Report every line below that holds the word "screenshot".

[Data records]
----

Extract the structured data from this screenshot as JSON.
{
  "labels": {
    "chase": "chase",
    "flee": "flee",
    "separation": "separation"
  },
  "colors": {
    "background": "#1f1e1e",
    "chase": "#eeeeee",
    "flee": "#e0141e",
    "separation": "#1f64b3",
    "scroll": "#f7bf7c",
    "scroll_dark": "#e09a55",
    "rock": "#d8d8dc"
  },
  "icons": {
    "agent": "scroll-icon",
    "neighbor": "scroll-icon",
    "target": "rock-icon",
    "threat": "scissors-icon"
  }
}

----

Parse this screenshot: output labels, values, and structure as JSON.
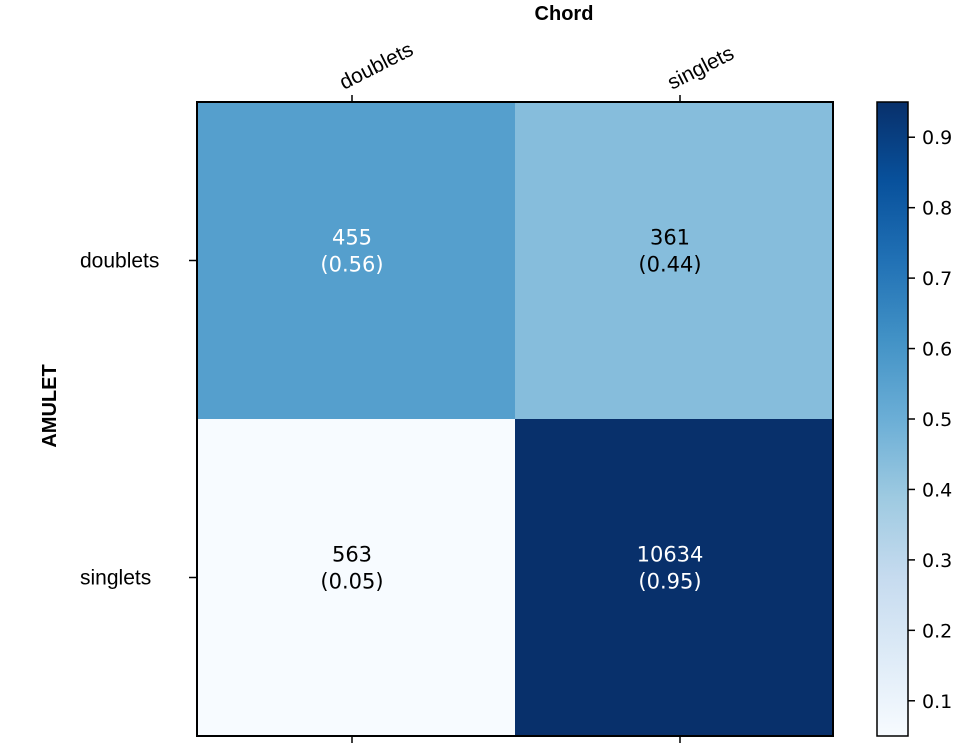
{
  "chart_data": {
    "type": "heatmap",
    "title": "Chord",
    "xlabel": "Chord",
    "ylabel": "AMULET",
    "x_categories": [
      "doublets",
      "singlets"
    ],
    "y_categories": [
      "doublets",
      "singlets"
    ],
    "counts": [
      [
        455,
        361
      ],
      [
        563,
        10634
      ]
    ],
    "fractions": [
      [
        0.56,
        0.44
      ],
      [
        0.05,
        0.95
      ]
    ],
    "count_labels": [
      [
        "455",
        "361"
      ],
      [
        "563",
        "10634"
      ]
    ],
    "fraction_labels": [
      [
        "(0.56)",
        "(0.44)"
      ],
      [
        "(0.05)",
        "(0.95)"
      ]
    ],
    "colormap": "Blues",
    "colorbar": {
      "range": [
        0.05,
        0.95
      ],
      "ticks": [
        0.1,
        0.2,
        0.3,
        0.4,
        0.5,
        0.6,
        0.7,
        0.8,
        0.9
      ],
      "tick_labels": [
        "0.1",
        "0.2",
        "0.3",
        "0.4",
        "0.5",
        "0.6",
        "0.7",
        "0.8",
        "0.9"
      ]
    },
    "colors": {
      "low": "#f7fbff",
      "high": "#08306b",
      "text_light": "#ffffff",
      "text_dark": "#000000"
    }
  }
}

----

» **Response to this task**:
Extract the structured data from this screenshot as JSON.
Parse this screenshot: output labels, values, and structure as JSON.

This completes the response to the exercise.